## Start DATA LINES

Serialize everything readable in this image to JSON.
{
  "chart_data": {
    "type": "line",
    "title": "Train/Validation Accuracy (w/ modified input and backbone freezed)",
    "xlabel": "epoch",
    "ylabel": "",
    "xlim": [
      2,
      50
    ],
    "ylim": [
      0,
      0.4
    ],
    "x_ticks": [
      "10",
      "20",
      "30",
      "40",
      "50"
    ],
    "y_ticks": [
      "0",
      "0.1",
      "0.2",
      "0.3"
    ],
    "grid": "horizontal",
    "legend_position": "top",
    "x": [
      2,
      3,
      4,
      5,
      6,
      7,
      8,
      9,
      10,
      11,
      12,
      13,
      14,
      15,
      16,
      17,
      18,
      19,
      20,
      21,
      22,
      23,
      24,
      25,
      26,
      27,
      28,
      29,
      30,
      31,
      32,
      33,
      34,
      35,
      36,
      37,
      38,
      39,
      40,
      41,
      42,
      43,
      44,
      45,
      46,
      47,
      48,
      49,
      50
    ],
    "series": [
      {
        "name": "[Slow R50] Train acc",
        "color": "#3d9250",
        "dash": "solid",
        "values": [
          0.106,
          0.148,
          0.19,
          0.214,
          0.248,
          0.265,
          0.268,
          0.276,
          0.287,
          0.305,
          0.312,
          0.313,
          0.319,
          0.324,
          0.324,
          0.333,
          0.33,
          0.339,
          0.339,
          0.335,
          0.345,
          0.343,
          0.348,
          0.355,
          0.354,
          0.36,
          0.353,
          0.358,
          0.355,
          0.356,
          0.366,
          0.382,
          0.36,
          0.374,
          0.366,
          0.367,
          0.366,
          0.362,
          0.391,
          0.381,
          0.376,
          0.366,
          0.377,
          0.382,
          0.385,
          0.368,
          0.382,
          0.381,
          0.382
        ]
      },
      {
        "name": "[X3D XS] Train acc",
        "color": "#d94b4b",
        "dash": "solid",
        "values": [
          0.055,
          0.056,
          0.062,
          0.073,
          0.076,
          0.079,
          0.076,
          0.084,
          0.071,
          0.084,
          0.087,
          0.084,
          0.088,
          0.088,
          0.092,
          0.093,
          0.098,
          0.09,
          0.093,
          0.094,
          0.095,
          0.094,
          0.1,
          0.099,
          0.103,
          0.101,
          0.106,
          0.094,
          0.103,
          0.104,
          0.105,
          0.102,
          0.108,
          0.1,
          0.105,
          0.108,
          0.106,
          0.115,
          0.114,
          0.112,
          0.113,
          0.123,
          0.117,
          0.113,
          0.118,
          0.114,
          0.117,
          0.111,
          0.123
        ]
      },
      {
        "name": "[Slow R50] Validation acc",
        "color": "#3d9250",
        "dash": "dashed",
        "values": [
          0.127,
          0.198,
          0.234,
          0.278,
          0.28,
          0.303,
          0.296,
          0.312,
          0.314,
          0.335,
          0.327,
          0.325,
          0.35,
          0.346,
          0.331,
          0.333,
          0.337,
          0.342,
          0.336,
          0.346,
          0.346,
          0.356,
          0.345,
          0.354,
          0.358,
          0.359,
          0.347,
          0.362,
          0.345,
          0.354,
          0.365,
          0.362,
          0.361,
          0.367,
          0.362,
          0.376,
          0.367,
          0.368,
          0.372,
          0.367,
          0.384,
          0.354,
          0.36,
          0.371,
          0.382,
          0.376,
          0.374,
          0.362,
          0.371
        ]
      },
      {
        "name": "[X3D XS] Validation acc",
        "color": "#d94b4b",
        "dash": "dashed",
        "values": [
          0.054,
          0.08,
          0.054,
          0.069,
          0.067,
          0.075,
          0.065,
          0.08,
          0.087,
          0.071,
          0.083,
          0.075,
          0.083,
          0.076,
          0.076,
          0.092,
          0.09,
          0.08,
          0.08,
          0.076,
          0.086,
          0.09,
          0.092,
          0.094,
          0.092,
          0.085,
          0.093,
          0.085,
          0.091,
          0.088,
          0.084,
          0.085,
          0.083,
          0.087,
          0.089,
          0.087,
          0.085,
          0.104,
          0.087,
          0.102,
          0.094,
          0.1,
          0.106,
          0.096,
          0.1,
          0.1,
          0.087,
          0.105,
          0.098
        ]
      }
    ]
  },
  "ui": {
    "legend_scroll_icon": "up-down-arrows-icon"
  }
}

## End DATA LINES

→ **EXERCISE REQUIREMENTS**: Scan the material above for the string "Validation" and report each line where you find it.

→ **EXERCISE SOLUTION**:
    "title": "Train/Validation Accuracy (w/ modified input and backbone freezed)",
        "name": "[Slow R50] Validation acc",
        "name": "[X3D XS] Validation acc",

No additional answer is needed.